## What is being asked:
Copy all lines that contain the word "KERAUNOS".

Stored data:
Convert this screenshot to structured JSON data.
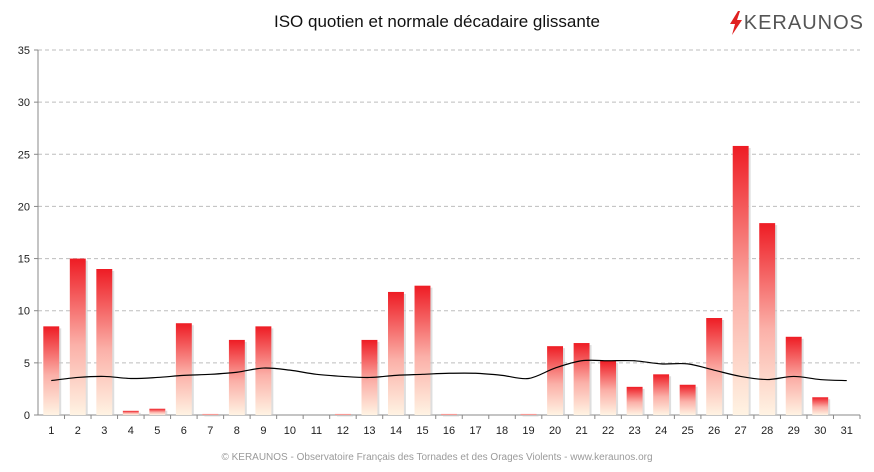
{
  "title": "ISO quotien et normale décadaire glissante",
  "logo_text": "KERAUNOS",
  "footer": "© KERAUNOS - Observatoire Français des Tornades et des Orages Violents - www.keraunos.org",
  "colors": {
    "bar_top": "#ee1c24",
    "bar_bottom": "#fff2e0",
    "line": "#000000",
    "grid": "#bdbdbd",
    "axis": "#888888",
    "logo_red": "#e02020"
  },
  "chart_data": {
    "type": "bar",
    "categories": [
      "1",
      "2",
      "3",
      "4",
      "5",
      "6",
      "7",
      "8",
      "9",
      "10",
      "11",
      "12",
      "13",
      "14",
      "15",
      "16",
      "17",
      "18",
      "19",
      "20",
      "21",
      "22",
      "23",
      "24",
      "25",
      "26",
      "27",
      "28",
      "29",
      "30",
      "31"
    ],
    "series": [
      {
        "type": "bar",
        "values": [
          8.5,
          15,
          14,
          0.4,
          0.6,
          8.8,
          0.1,
          7.2,
          8.5,
          0,
          0,
          0.1,
          7.2,
          11.8,
          12.4,
          0.1,
          0,
          0,
          0.1,
          6.6,
          6.9,
          5.2,
          2.7,
          3.9,
          2.9,
          9.3,
          25.8,
          18.4,
          7.5,
          1.7,
          0
        ]
      },
      {
        "type": "line",
        "values": [
          3.3,
          3.6,
          3.7,
          3.5,
          3.6,
          3.8,
          3.9,
          4.1,
          4.5,
          4.3,
          3.9,
          3.7,
          3.6,
          3.8,
          3.9,
          4.0,
          4.0,
          3.8,
          3.5,
          4.5,
          5.2,
          5.2,
          5.2,
          4.9,
          4.9,
          4.3,
          3.7,
          3.4,
          3.7,
          3.4,
          3.3
        ]
      }
    ],
    "ylim": [
      0,
      35
    ],
    "yticks": [
      0,
      5,
      10,
      15,
      20,
      25,
      30,
      35
    ],
    "grid": true,
    "legend": "none"
  }
}
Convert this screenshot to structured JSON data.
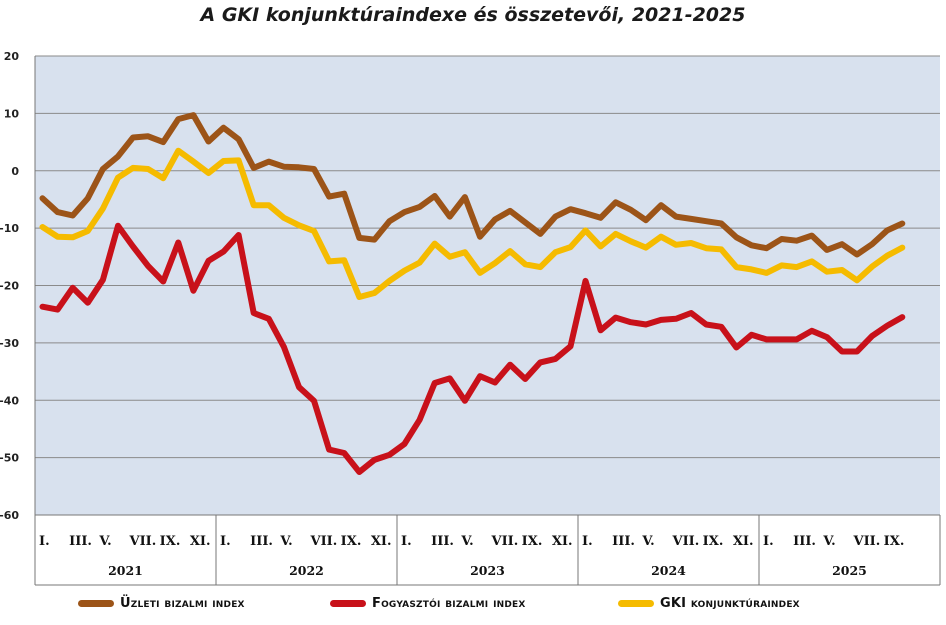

## Response:
  "logo_text": "KERAUNOS",
  "footer": "© KERAUNOS - Observatoire Français des Tornades et des Orages Violents - www.keraunos.org",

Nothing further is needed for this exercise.